## Exercise directions
Return every record below exactly as written, omitting any pictures.

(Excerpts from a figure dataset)
_ _ _ _ _ _ _

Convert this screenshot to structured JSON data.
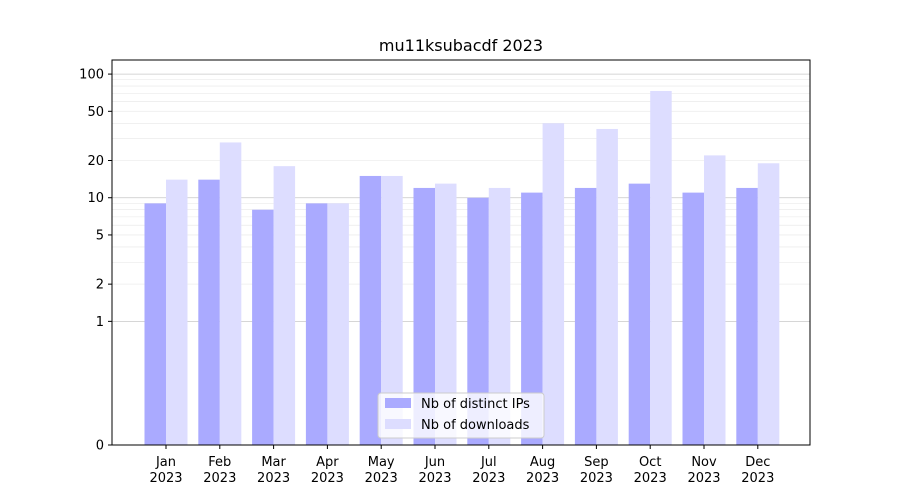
{
  "chart_data": {
    "type": "bar",
    "title": "mu11ksubacdf 2023",
    "xlabel": "",
    "ylabel": "",
    "categories": [
      [
        "Jan",
        "2023"
      ],
      [
        "Feb",
        "2023"
      ],
      [
        "Mar",
        "2023"
      ],
      [
        "Apr",
        "2023"
      ],
      [
        "May",
        "2023"
      ],
      [
        "Jun",
        "2023"
      ],
      [
        "Jul",
        "2023"
      ],
      [
        "Aug",
        "2023"
      ],
      [
        "Sep",
        "2023"
      ],
      [
        "Oct",
        "2023"
      ],
      [
        "Nov",
        "2023"
      ],
      [
        "Dec",
        "2023"
      ]
    ],
    "series": [
      {
        "name": "Nb of distinct IPs",
        "color": "#aaaaff",
        "values": [
          9,
          14,
          8,
          9,
          15,
          12,
          10,
          11,
          12,
          13,
          11,
          12
        ]
      },
      {
        "name": "Nb of downloads",
        "color": "#ddddff",
        "values": [
          14,
          28,
          18,
          9,
          15,
          13,
          12,
          40,
          36,
          73,
          22,
          19
        ]
      }
    ],
    "y_scale": "symlog",
    "ylim": [
      0,
      130
    ],
    "y_ticks": [
      0,
      1,
      2,
      5,
      10,
      20,
      50,
      100
    ],
    "grid": true,
    "legend_position": "bottom-center"
  }
}
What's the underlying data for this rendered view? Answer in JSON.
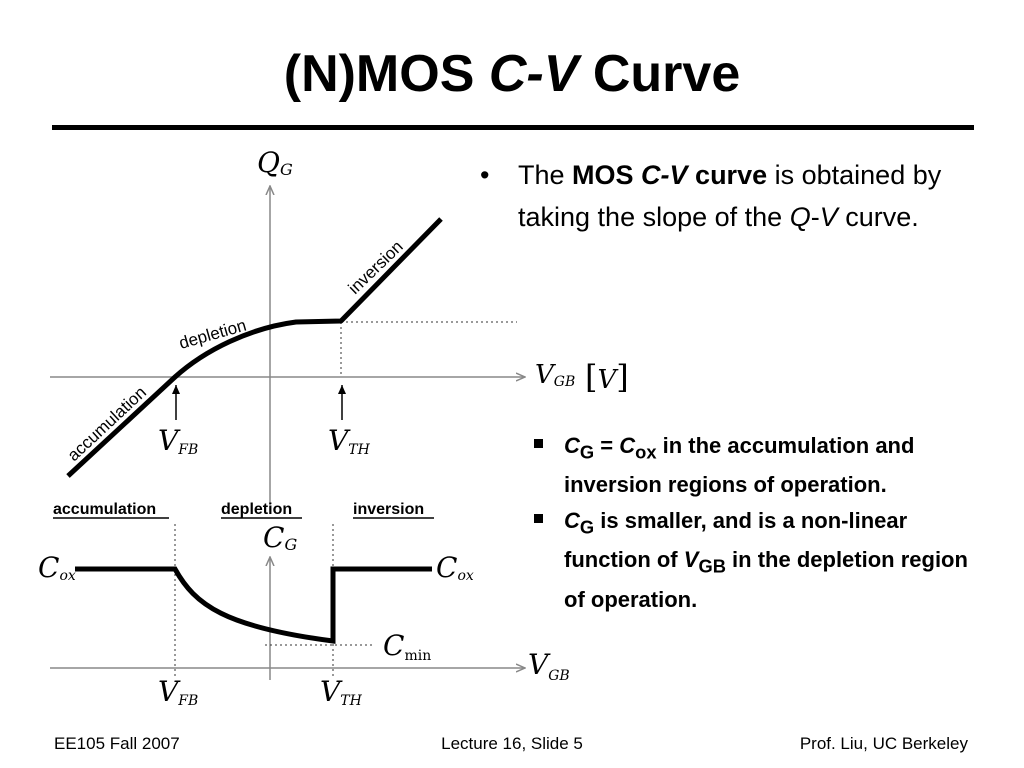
{
  "slide": {
    "title_a": "(N)MOS ",
    "title_b": "C-V",
    "title_c": " Curve"
  },
  "bullet_main": {
    "marker": "•",
    "t1": "The ",
    "t2": "MOS ",
    "t3": "C-V",
    "t4": " curve",
    "t5": " is obtained by taking the slope of the ",
    "t6": "Q",
    "t7": "-",
    "t8": "V",
    "t9": " curve."
  },
  "sub_1": {
    "c1": "C",
    "s1": "G",
    "eq": " = ",
    "c2": "C",
    "s2": "ox",
    "rest": " in the accumulation and inversion regions of operation."
  },
  "sub_2": {
    "c1": "C",
    "s1": "G",
    "t1": " is smaller, and is a non-linear function of ",
    "v": "V",
    "vs": "GB",
    "t2": " in the depletion region of operation."
  },
  "qv_diagram": {
    "y_axis_main": "Q",
    "y_axis_sub": "G",
    "x_axis_main": "V",
    "x_axis_sub": "GB",
    "x_unit_open": "[",
    "x_unit": "V",
    "x_unit_close": "]",
    "label_accumulation": "accumulation",
    "label_depletion": "depletion",
    "label_inversion": "inversion",
    "vfb_main": "V",
    "vfb_sub": "FB",
    "vth_main": "V",
    "vth_sub": "TH"
  },
  "cv_diagram": {
    "region_accumulation": "accumulation",
    "region_depletion": "depletion",
    "region_inversion": "inversion",
    "y_axis_main": "C",
    "y_axis_sub": "G",
    "x_axis_main": "V",
    "x_axis_sub": "GB",
    "cox_main": "C",
    "cox_sub": "ox",
    "cmin_main": "C",
    "cmin_sub": "min",
    "vfb_main": "V",
    "vfb_sub": "FB",
    "vth_main": "V",
    "vth_sub": "TH"
  },
  "footer": {
    "left": "EE105 Fall 2007",
    "center": "Lecture 16, Slide 5",
    "right": "Prof. Liu, UC Berkeley"
  },
  "colors": {
    "text": "#000000",
    "axis": "#888888",
    "region_underline": "#000000"
  }
}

_ _ _ _ _ _ _

## Answer for the task
Convert this screenshot to structured JSON data.
{
  "chart_data": {
    "type": "bar",
    "title": "mu11ksubacdf 2023",
    "xlabel": "",
    "ylabel": "",
    "categories": [
      [
        "Jan",
        "2023"
      ],
      [
        "Feb",
        "2023"
      ],
      [
        "Mar",
        "2023"
      ],
      [
        "Apr",
        "2023"
      ],
      [
        "May",
        "2023"
      ],
      [
        "Jun",
        "2023"
      ],
      [
        "Jul",
        "2023"
      ],
      [
        "Aug",
        "2023"
      ],
      [
        "Sep",
        "2023"
      ],
      [
        "Oct",
        "2023"
      ],
      [
        "Nov",
        "2023"
      ],
      [
        "Dec",
        "2023"
      ]
    ],
    "series": [
      {
        "name": "Nb of distinct IPs",
        "color": "#aaaaff",
        "values": [
          9,
          14,
          8,
          9,
          15,
          12,
          10,
          11,
          12,
          13,
          11,
          12
        ]
      },
      {
        "name": "Nb of downloads",
        "color": "#ddddff",
        "values": [
          14,
          28,
          18,
          9,
          15,
          13,
          12,
          40,
          36,
          73,
          22,
          19
        ]
      }
    ],
    "y_scale": "symlog",
    "ylim": [
      0,
      130
    ],
    "y_ticks": [
      0,
      1,
      2,
      5,
      10,
      20,
      50,
      100
    ],
    "grid": true,
    "legend_position": "bottom-center"
  }
}
What's the underlying data for this rendered view? Answer in JSON.
{
  "slide": {
    "title_a": "(N)MOS ",
    "title_b": "C-V",
    "title_c": " Curve"
  },
  "bullet_main": {
    "marker": "•",
    "t1": "The ",
    "t2": "MOS ",
    "t3": "C-V",
    "t4": " curve",
    "t5": " is obtained by taking the slope of the ",
    "t6": "Q",
    "t7": "-",
    "t8": "V",
    "t9": " curve."
  },
  "sub_1": {
    "c1": "C",
    "s1": "G",
    "eq": " = ",
    "c2": "C",
    "s2": "ox",
    "rest": " in the accumulation and inversion regions of operation."
  },
  "sub_2": {
    "c1": "C",
    "s1": "G",
    "t1": " is smaller, and is a non-linear function of ",
    "v": "V",
    "vs": "GB",
    "t2": " in the depletion region of operation."
  },
  "qv_diagram": {
    "y_axis_main": "Q",
    "y_axis_sub": "G",
    "x_axis_main": "V",
    "x_axis_sub": "GB",
    "x_unit_open": "[",
    "x_unit": "V",
    "x_unit_close": "]",
    "label_accumulation": "accumulation",
    "label_depletion": "depletion",
    "label_inversion": "inversion",
    "vfb_main": "V",
    "vfb_sub": "FB",
    "vth_main": "V",
    "vth_sub": "TH"
  },
  "cv_diagram": {
    "region_accumulation": "accumulation",
    "region_depletion": "depletion",
    "region_inversion": "inversion",
    "y_axis_main": "C",
    "y_axis_sub": "G",
    "x_axis_main": "V",
    "x_axis_sub": "GB",
    "cox_main": "C",
    "cox_sub": "ox",
    "cmin_main": "C",
    "cmin_sub": "min",
    "vfb_main": "V",
    "vfb_sub": "FB",
    "vth_main": "V",
    "vth_sub": "TH"
  },
  "footer": {
    "left": "EE105 Fall 2007",
    "center": "Lecture 16, Slide 5",
    "right": "Prof. Liu, UC Berkeley"
  },
  "colors": {
    "text": "#000000",
    "axis": "#888888",
    "region_underline": "#000000"
  }
}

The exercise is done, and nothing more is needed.